**Requirements**
Quote the listing below in its entirety.

Records from a dataset
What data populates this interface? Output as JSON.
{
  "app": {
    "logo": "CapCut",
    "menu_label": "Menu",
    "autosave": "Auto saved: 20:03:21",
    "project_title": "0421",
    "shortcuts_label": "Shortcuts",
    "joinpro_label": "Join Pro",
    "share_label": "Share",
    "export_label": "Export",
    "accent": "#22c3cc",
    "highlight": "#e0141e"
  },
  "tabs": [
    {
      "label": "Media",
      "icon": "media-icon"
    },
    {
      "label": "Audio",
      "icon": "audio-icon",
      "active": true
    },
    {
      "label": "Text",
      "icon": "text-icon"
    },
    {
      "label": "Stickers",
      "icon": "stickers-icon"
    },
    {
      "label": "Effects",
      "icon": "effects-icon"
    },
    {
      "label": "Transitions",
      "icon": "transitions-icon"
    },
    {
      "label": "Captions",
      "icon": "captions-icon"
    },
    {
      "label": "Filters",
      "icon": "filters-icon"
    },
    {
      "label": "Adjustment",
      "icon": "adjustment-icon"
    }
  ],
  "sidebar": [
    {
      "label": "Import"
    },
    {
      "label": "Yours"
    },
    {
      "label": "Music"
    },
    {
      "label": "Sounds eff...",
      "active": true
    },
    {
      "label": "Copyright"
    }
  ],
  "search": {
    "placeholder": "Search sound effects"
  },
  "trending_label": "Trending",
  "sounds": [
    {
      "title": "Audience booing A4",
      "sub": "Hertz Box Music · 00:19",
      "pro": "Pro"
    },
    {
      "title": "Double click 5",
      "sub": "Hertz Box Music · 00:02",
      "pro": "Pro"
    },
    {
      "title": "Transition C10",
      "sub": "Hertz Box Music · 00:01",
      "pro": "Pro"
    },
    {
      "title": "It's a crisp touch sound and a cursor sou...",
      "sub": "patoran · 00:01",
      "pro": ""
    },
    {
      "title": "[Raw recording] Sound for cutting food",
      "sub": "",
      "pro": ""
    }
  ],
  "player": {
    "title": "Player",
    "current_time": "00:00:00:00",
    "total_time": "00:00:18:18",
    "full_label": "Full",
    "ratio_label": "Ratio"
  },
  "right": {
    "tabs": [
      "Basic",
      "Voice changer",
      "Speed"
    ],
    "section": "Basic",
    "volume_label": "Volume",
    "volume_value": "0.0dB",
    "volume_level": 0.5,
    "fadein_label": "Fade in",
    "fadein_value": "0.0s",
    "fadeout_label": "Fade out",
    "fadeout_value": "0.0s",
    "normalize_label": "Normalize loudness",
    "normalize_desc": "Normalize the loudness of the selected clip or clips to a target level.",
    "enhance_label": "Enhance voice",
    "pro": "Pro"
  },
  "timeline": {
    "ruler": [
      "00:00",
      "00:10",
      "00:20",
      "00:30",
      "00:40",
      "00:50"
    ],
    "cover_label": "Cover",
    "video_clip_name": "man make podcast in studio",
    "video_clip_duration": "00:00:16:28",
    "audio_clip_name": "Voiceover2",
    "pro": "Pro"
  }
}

**Solved problem**
What data populates this interface? Output as JSON.
{
  "app": {
    "logo": "CapCut",
    "menu_label": "Menu",
    "autosave": "Auto saved: 20:03:21",
    "project_title": "0421",
    "shortcuts_label": "Shortcuts",
    "joinpro_label": "Join Pro",
    "share_label": "Share",
    "export_label": "Export",
    "accent": "#22c3cc",
    "highlight": "#e0141e"
  },
  "tabs": [
    {
      "label": "Media",
      "icon": "media-icon"
    },
    {
      "label": "Audio",
      "icon": "audio-icon",
      "active": true
    },
    {
      "label": "Text",
      "icon": "text-icon"
    },
    {
      "label": "Stickers",
      "icon": "stickers-icon"
    },
    {
      "label": "Effects",
      "icon": "effects-icon"
    },
    {
      "label": "Transitions",
      "icon": "transitions-icon"
    },
    {
      "label": "Captions",
      "icon": "captions-icon"
    },
    {
      "label": "Filters",
      "icon": "filters-icon"
    },
    {
      "label": "Adjustment",
      "icon": "adjustment-icon"
    }
  ],
  "sidebar": [
    {
      "label": "Import"
    },
    {
      "label": "Yours"
    },
    {
      "label": "Music"
    },
    {
      "label": "Sounds eff...",
      "active": true
    },
    {
      "label": "Copyright"
    }
  ],
  "search": {
    "placeholder": "Search sound effects"
  },
  "trending_label": "Trending",
  "sounds": [
    {
      "title": "Audience booing A4",
      "sub": "Hertz Box Music · 00:19",
      "pro": "Pro"
    },
    {
      "title": "Double click 5",
      "sub": "Hertz Box Music · 00:02",
      "pro": "Pro"
    },
    {
      "title": "Transition C10",
      "sub": "Hertz Box Music · 00:01",
      "pro": "Pro"
    },
    {
      "title": "It's a crisp touch sound and a cursor sou...",
      "sub": "patoran · 00:01",
      "pro": ""
    },
    {
      "title": "[Raw recording] Sound for cutting food",
      "sub": "",
      "pro": ""
    }
  ],
  "player": {
    "title": "Player",
    "current_time": "00:00:00:00",
    "total_time": "00:00:18:18",
    "full_label": "Full",
    "ratio_label": "Ratio"
  },
  "right": {
    "tabs": [
      "Basic",
      "Voice changer",
      "Speed"
    ],
    "section": "Basic",
    "volume_label": "Volume",
    "volume_value": "0.0dB",
    "volume_level": 0.5,
    "fadein_label": "Fade in",
    "fadein_value": "0.0s",
    "fadeout_label": "Fade out",
    "fadeout_value": "0.0s",
    "normalize_label": "Normalize loudness",
    "normalize_desc": "Normalize the loudness of the selected clip or clips to a target level.",
    "enhance_label": "Enhance voice",
    "pro": "Pro"
  },
  "timeline": {
    "ruler": [
      "00:00",
      "00:10",
      "00:20",
      "00:30",
      "00:40",
      "00:50"
    ],
    "cover_label": "Cover",
    "video_clip_name": "man make podcast in studio",
    "video_clip_duration": "00:00:16:28",
    "audio_clip_name": "Voiceover2",
    "pro": "Pro"
  }
}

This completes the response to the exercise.